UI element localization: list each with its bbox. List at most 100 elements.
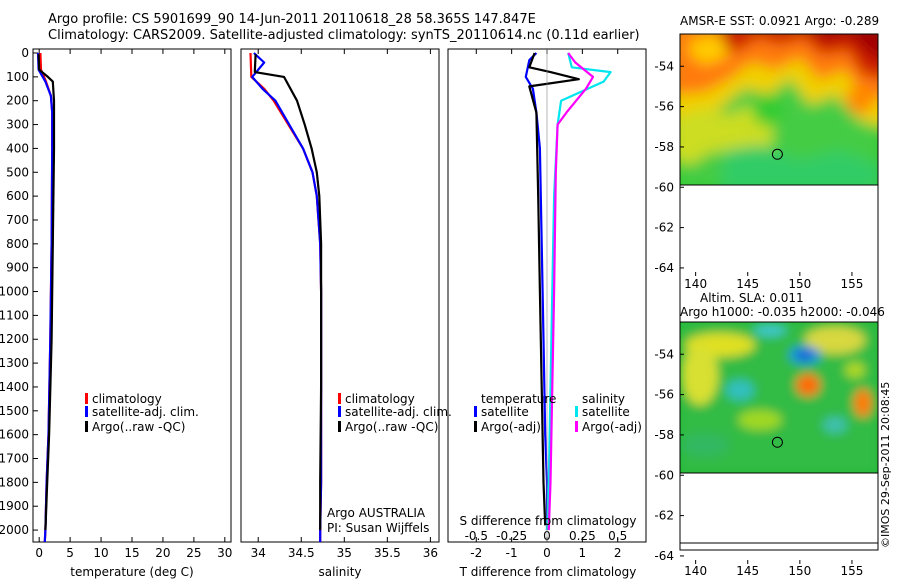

§ §

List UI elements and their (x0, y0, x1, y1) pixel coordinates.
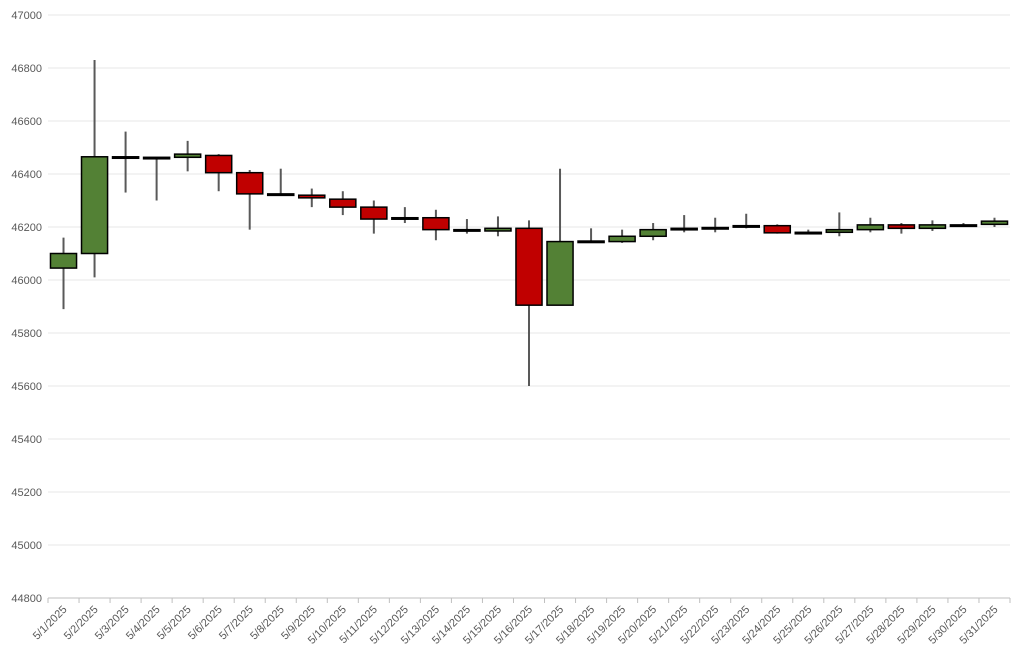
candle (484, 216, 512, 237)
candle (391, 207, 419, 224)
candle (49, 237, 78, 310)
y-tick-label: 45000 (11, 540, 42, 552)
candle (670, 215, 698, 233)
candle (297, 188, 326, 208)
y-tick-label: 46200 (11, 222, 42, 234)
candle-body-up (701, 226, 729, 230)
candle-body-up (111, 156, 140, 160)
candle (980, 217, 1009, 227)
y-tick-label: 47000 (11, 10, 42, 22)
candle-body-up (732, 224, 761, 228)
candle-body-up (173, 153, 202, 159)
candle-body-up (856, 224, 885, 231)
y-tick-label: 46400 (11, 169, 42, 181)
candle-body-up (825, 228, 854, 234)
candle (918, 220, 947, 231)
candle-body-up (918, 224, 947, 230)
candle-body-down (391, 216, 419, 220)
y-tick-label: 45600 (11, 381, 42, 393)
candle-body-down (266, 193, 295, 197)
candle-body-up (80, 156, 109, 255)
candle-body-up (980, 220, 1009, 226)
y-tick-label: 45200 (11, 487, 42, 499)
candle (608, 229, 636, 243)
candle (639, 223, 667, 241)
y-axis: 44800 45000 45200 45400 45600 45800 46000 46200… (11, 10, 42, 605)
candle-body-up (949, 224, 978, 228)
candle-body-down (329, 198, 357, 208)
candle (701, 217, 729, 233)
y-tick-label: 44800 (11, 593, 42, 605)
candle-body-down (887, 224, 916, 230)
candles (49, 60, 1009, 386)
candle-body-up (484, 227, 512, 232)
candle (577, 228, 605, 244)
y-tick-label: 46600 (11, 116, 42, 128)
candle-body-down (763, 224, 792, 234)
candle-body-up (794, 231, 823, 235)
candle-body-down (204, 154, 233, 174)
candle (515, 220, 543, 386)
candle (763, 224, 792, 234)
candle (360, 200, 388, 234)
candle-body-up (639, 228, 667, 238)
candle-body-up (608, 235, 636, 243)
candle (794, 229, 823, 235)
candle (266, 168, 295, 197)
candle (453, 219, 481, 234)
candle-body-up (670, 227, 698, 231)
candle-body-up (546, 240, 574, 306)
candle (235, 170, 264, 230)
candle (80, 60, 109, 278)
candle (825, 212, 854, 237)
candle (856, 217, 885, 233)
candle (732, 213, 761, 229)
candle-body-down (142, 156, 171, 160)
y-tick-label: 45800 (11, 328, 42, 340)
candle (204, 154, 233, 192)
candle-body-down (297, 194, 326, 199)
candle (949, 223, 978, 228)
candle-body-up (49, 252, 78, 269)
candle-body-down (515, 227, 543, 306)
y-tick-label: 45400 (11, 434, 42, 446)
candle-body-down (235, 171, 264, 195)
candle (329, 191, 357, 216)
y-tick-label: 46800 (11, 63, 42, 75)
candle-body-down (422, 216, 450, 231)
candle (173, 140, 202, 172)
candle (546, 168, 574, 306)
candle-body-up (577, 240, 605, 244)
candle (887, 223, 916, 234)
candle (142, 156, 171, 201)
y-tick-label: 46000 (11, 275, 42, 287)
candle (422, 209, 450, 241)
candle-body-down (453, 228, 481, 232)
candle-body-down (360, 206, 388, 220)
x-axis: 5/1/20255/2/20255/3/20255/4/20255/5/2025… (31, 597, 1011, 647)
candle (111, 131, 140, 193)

§ §

▸ **Short exercise**: Please write out the listing as a numbered list, beginning at the line that has "List UI elements" and stopping after the line that has "candle-body-up (980, 220, 1009, 226)". Leave out blank lines and pictures.

▸ **Task answer**:
1. List UI elements and their (x0, y0, x1, y1) pixel coordinates.
2. candle (484, 216, 512, 237)
3. candle (391, 207, 419, 224)
4. candle (49, 237, 78, 310)
5. y-tick-label: 45000 (11, 540, 42, 552)
6. candle (670, 215, 698, 233)
7. candle (297, 188, 326, 208)
8. y-tick-label: 46200 (11, 222, 42, 234)
9. candle-body-up (701, 226, 729, 230)
10. candle-body-up (111, 156, 140, 160)
11. candle (980, 217, 1009, 227)
12. y-tick-label: 47000 (11, 10, 42, 22)
13. candle-body-up (732, 224, 761, 228)
14. candle-body-up (173, 153, 202, 159)
15. candle-body-up (856, 224, 885, 231)
16. y-tick-label: 46400 (11, 169, 42, 181)
17. candle-body-up (825, 228, 854, 234)
18. candle (918, 220, 947, 231)
19. candle-body-up (918, 224, 947, 230)
20. candle-body-down (391, 216, 419, 220)
21. y-tick-label: 45600 (11, 381, 42, 393)
22. candle-body-down (266, 193, 295, 197)
23. candle-body-up (80, 156, 109, 255)
24. candle-body-up (980, 220, 1009, 226)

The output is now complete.